____ SUPPLIED PASSAGE

NanoString Touts Collaborative Work in Immuno-Oncology at J.P. Morgan Conference
January 11, 2016
By Alex Keown, BioSpace.com Breaking News Staff
SAN FRANCISCO -- When it comes to companion diagnostics, Seattle-based NanoString Technologies has been making a solid name for itself through successful oncology collaborations with companies like Merck & Co. , Celgene , Astellas and Medivation .
It’s a reputation that Brad Gray, NanoString’s president and chief executive officer, has cultivated, especially as the industry is making headways in battling various forms of cancer through new immuno-oncology trials that his company has helped conduct.
“This is just an incredibly exciting time in the field of cancer research,” Gray told BioSpace in an exclusive interview.
Gray said he was excited about the advances in immuno-oncology research and he was glad that NanoString is part of the next phase of medical research.
“People are using the term ‘cure’ (as a possibility) for the first time in a long time,” he said. “The types of companion diagnostic technology is well tuned to what the needs of immuno-oncology are. I’m excited and optimistic and believe that we can start to use the word cure.”
NanoString’s latest collaboration with Astellas and Medivation , worth up to $22 million, will see the company’s nCounter Dx Analysis System be used to run the diagnostic side of a Phase III trial for enzalutamide for triple negative breast cancer. That deal certainly provides a boost of confidence as the company heads into the J.P. Morgan Healthcare Conference this week.
Working on a therapy for a devastating form of breast cancer will be rewarding, Gray said. Triple negative breast cancer currently has no recognized target for treatment, and patients must rely on cytotoxic chemotherapy for standard care. Under the agreement, NanoString will modify its PAM50-based Prosigna Breast Cancer Assay for potential use as a companion diagnostic test for enzalutamide in triple negative breast cancer. Enzalutamide is currently approved for the treatment of metastatic castration-resistant prostate cancer; it is not approved for use in women.
“This is our third partnership in 18 months and it’s an area we’re passionate about. With triple negative breast cancer… there’s a lot of room to do some good here,” Gray said.
Gray said the company’s nCounter technology continues to show progress as a leading platform for tumor profiling, including the introduction of the platform’s combined genomic and proteomic capability. The nCounter Analysis System is designed to be a cost-effective way to profile gene expression and miRNAs, or copy number variations, simultaneously. The platform is designed to facilitate basic research and translational medicine applications, including biomarker discovery and validation.

________

• ACTIVITY 1: In the NanoString article, what is the maximum value of the company's latest collaboration with Astellas and Medivation?
• ACTIVITY 2: Resume the NanoString article after its final sentence, keeping its tone and subject.

____ RECORDED DATA

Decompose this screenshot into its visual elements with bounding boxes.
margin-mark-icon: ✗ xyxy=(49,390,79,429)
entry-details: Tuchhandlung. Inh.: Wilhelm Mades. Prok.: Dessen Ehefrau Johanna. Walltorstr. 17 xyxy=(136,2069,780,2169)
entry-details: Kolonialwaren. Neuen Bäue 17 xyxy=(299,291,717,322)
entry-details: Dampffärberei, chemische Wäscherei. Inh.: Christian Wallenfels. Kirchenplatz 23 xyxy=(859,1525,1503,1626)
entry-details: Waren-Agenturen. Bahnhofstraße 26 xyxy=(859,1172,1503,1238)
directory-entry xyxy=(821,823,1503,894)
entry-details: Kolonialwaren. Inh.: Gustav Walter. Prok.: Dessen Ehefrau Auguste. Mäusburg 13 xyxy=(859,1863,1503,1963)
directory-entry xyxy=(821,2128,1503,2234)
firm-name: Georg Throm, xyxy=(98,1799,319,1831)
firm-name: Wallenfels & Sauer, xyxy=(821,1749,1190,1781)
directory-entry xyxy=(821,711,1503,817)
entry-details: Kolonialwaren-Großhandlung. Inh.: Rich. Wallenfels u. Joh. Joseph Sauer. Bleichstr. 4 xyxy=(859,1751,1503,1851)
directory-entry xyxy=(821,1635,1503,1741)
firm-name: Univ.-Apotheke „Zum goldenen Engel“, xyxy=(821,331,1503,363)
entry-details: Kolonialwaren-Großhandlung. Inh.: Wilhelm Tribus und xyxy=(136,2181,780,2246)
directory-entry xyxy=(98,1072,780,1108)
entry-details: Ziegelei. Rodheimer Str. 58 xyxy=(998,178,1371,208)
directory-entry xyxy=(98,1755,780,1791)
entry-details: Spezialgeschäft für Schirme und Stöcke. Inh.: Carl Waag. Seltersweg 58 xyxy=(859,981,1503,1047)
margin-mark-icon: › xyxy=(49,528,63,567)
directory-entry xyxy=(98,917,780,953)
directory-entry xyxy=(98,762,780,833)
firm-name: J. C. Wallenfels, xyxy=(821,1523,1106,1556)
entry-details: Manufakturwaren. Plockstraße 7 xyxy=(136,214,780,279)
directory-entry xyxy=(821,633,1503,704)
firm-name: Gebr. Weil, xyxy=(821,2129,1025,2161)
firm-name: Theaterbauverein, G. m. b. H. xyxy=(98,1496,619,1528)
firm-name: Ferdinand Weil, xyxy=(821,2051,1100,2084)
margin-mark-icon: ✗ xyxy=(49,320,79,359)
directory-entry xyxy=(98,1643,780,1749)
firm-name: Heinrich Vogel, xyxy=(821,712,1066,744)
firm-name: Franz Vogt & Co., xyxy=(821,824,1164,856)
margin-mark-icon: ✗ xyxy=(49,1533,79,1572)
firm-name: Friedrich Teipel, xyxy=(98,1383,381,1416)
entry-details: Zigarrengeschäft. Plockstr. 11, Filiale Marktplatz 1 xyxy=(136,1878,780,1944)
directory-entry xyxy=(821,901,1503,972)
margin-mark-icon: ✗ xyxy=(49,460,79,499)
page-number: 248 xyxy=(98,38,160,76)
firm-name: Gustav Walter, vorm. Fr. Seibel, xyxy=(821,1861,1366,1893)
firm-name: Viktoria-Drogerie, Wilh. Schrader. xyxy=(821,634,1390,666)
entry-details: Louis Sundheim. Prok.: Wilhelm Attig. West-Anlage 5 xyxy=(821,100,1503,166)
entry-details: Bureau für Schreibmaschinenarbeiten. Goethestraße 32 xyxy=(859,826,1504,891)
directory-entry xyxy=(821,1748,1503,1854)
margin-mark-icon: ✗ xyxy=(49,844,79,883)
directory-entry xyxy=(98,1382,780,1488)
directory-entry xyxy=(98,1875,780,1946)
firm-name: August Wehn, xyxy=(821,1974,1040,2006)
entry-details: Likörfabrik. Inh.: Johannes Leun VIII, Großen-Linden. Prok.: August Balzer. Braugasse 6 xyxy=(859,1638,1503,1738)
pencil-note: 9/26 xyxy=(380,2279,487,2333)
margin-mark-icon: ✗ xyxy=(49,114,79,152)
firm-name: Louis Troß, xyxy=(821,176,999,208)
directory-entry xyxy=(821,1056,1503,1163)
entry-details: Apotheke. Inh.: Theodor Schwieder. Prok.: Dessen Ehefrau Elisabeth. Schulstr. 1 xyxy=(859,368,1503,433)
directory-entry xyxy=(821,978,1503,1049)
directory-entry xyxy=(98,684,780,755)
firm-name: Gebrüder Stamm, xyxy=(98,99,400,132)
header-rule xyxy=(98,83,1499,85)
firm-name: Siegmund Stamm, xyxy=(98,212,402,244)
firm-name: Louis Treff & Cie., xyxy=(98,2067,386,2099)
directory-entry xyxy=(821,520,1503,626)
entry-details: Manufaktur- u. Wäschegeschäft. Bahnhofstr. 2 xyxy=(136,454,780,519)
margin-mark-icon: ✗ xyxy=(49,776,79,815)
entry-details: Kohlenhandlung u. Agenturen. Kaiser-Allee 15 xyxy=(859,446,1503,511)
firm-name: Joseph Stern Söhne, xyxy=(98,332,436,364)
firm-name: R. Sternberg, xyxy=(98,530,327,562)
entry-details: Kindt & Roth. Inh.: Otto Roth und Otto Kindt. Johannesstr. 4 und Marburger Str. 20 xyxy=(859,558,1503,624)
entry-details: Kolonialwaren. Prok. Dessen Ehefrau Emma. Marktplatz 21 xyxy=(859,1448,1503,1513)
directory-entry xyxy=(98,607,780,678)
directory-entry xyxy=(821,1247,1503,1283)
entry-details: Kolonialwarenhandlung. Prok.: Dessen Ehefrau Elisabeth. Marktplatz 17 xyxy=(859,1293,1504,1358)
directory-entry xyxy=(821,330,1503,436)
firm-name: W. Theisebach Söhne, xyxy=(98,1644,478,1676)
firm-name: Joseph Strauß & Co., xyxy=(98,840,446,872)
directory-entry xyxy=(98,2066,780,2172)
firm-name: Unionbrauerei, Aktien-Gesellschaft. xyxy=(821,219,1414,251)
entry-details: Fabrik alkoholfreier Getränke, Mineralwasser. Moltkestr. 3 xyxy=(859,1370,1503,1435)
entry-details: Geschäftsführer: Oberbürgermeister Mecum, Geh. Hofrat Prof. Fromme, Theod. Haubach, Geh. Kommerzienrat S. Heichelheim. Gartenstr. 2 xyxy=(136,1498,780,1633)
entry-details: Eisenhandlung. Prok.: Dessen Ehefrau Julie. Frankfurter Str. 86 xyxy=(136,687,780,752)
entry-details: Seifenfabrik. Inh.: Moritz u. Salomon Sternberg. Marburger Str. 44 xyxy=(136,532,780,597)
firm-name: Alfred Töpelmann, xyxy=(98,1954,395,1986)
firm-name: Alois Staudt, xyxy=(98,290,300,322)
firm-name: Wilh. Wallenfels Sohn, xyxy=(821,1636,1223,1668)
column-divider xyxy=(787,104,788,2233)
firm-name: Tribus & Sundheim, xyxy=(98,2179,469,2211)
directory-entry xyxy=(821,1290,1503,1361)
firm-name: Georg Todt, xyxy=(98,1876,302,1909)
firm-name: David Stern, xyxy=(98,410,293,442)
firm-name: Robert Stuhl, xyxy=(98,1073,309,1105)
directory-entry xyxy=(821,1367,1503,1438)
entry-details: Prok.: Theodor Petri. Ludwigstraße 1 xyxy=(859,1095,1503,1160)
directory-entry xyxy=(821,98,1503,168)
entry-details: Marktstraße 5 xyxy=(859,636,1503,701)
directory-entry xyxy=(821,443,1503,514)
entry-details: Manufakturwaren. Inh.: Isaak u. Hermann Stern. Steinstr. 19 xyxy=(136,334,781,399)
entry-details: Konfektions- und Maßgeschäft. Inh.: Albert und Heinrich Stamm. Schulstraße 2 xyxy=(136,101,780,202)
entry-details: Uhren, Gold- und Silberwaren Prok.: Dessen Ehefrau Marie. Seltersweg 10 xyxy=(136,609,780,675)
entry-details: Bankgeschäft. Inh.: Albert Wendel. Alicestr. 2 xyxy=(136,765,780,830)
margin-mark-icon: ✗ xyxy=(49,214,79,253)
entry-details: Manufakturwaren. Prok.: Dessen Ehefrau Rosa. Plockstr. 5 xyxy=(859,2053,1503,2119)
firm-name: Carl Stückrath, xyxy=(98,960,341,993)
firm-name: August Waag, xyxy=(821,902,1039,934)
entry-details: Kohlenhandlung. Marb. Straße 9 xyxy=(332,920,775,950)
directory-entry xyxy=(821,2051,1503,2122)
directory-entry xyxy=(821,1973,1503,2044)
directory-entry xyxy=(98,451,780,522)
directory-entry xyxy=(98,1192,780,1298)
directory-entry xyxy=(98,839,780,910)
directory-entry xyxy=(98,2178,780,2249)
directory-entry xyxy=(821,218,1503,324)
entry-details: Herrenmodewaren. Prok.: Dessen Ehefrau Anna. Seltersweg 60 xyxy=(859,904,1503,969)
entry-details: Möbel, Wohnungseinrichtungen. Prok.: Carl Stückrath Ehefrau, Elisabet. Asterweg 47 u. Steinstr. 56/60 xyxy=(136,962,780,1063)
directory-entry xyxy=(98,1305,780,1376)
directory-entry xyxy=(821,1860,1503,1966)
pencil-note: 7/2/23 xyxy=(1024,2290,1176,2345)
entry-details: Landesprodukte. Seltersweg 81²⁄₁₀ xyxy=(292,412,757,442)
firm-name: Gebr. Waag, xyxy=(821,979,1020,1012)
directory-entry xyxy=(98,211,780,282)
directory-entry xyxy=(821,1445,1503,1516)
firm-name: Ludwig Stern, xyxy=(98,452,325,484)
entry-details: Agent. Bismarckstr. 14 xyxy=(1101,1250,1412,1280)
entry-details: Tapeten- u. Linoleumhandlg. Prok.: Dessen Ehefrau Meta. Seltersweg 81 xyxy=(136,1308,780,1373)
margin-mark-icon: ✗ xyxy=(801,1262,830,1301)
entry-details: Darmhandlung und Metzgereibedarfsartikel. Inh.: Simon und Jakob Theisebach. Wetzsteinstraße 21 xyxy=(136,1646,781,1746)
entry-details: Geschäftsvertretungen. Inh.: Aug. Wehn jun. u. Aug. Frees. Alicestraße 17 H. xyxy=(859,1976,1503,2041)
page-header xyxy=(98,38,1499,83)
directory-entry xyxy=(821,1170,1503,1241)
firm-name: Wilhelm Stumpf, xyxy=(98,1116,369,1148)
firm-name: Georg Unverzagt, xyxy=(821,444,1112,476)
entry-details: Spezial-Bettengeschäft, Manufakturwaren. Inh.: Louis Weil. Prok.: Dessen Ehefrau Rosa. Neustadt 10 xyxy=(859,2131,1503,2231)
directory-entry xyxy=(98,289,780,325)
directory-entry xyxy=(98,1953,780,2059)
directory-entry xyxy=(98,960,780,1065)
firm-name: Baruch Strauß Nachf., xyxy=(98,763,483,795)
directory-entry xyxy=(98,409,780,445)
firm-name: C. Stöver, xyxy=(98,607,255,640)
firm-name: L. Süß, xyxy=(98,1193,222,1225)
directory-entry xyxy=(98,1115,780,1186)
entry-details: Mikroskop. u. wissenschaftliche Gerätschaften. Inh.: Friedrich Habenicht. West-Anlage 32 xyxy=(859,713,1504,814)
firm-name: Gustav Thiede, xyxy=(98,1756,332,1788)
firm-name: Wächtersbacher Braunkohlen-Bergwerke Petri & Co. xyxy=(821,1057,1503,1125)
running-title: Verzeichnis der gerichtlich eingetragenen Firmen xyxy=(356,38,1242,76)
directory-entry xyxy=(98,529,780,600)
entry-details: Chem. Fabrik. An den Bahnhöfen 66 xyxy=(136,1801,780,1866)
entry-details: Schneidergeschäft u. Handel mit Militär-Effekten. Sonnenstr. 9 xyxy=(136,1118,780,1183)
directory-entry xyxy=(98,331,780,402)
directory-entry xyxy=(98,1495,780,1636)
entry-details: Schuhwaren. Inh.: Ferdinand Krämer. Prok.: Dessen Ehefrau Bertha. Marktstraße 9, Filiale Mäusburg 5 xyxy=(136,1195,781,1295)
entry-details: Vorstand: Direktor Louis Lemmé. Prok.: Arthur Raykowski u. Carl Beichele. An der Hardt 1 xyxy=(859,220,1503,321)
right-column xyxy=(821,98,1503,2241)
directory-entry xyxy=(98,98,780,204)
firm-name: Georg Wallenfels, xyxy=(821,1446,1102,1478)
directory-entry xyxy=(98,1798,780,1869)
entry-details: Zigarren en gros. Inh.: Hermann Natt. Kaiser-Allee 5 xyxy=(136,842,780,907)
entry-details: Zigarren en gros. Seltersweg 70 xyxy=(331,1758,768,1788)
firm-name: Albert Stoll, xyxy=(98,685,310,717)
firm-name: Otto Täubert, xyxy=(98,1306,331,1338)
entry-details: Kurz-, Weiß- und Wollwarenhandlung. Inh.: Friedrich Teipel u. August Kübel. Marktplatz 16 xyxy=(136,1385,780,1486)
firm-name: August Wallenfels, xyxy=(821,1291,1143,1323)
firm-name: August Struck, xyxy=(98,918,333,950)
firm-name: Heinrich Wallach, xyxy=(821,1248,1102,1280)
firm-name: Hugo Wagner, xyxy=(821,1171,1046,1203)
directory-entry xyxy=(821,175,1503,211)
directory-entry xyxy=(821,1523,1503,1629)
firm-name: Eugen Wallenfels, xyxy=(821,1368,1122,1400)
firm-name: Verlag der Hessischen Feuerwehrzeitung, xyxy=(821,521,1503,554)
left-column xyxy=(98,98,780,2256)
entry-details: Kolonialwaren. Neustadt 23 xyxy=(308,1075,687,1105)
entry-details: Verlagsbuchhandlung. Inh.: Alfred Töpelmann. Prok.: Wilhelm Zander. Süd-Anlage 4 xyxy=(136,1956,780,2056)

________

• YOUR RESPONSE 1: Up to $22 million.

• YOUR RESPONSE 2:
The company can certainly point to its success with its collaboration on Merck’s potential blockbuster Keytruda, which has shown efficacy in treating patients with melanoma, lung cancer and mesothelioma. Keytruda, also known as pembrolizumab, is a humanized monoclonal antibody that blocks the interaction between the protein PD-1 and its ligands, PD-L1 and PD-L2. By binding to the PD-1 receptor and blocking the interaction with the receptor ligands, Keytruda releases the PD-1 pathway-mediated inhibition of the immune response, including the anti-tumor immune response.
In May, NanoString announced a partnership with Cancer Immunotherapy Trials Network to discover biomarkers that predict clinical outcomes for cancer immunotherapies, both as single agents and in combination. The collaboration will involve the use of NanoString's nCounter Analysis System and PanCancer Immune Profiling technology in multiple prospective CITN clinical trials, the company said. NanoString's immuno-oncology targeted panels will be used to analyze blood and tissue biopsies at multiple time-points during immunotherapy clinical trials.
Gray said his company’s successes in striking successful and lucrative deals with the larger companies is “pioneering a business model that’s more sustainable” and will allow more diagnostic companies to invest in personalized medicine collaborations. He said that kind of strategy helps build confidence in not only NanoString’s shareholders, but also in other diagnostics companies.
In addition to highlighting the use of its technology for use in immuno-oncology research, Gray said NanoString will present information on its 3D biology methodology as well as the fact its nCounter platform has been redesigned to make it available and affordable to individual researchers.
“This will allow us to reach a whole new market segment,” Gray said.